-- start of Material for this exercise --
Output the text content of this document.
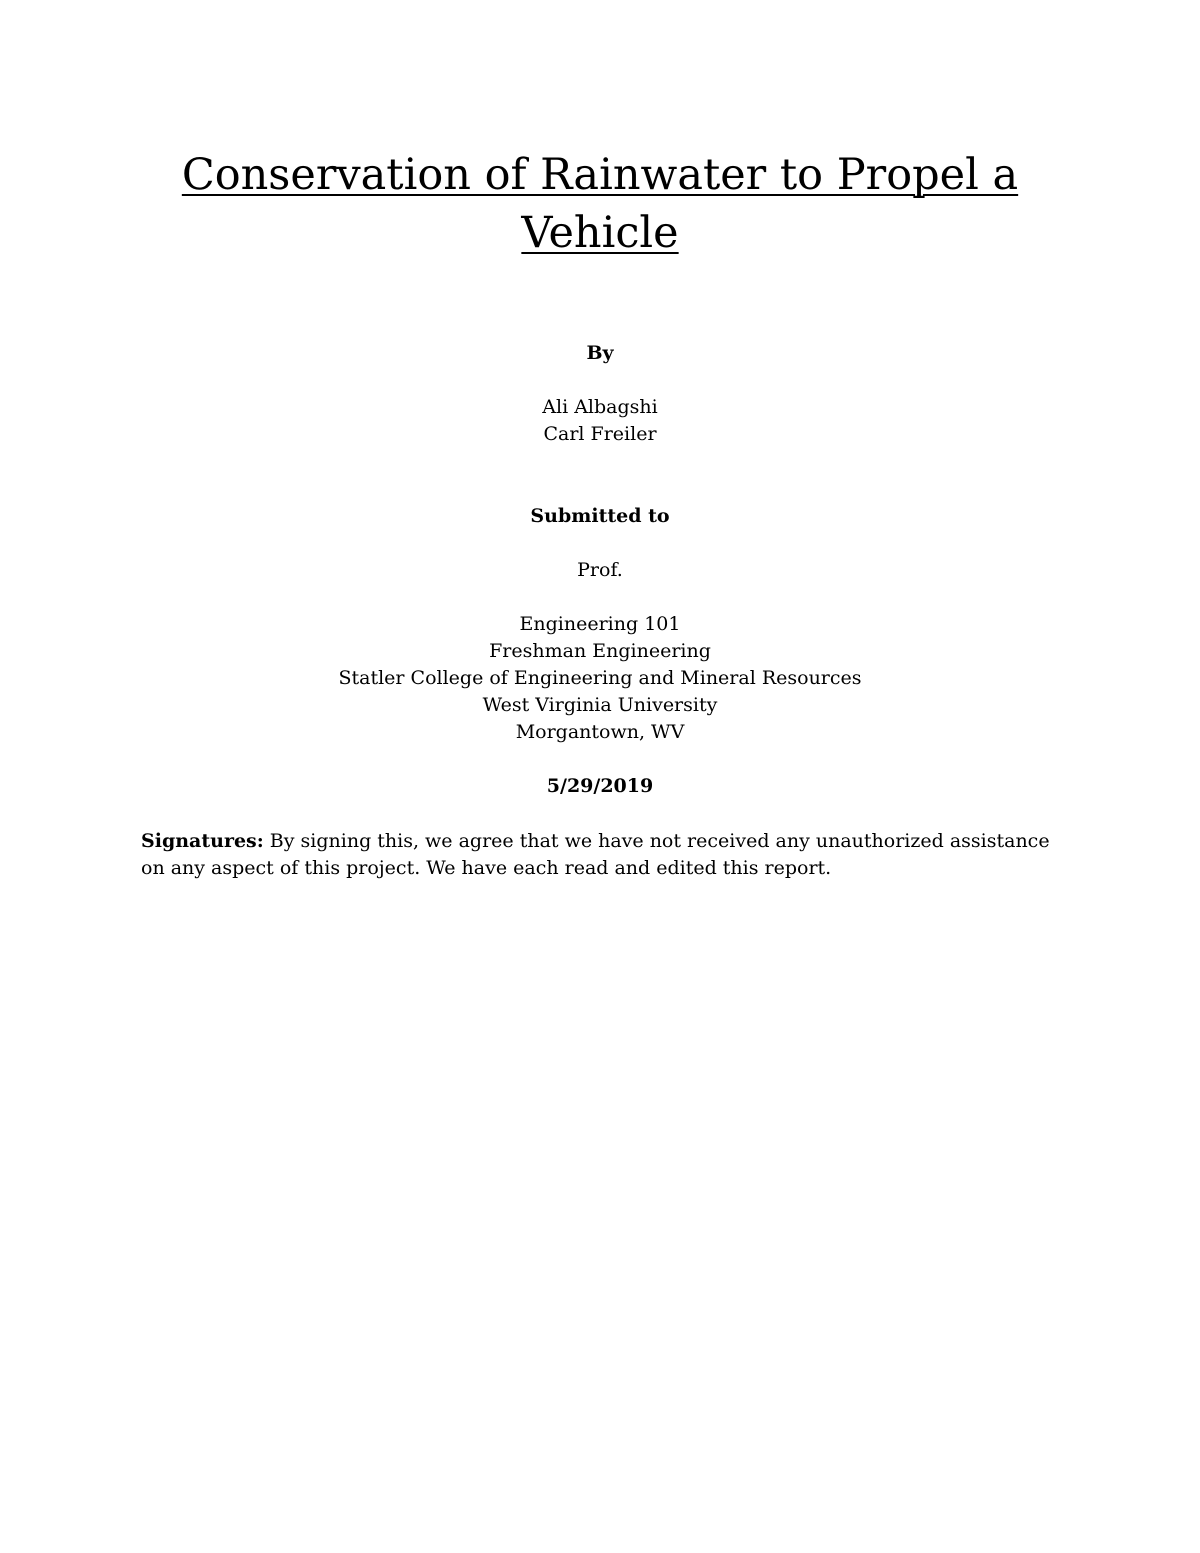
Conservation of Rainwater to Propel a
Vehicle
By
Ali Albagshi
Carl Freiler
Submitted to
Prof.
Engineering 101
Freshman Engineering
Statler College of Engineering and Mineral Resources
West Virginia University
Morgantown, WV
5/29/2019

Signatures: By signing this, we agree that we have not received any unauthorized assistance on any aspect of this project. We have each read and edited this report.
-- end of Material for this exercise --
Above are the records; reproduce them exactly and leave out the pictures.

Output the text content of this document.
Conservation of Rainwater to Propel a
Vehicle
By
Ali Albagshi
Carl Freiler
Submitted to
Prof.
Engineering 101
Freshman Engineering
Statler College of Engineering and Mineral Resources
West Virginia University
Morgantown, WV
5/29/2019

Signatures: By signing this, we agree that we have not received any unauthorized assistance on any aspect of this project. We have each read and edited this report.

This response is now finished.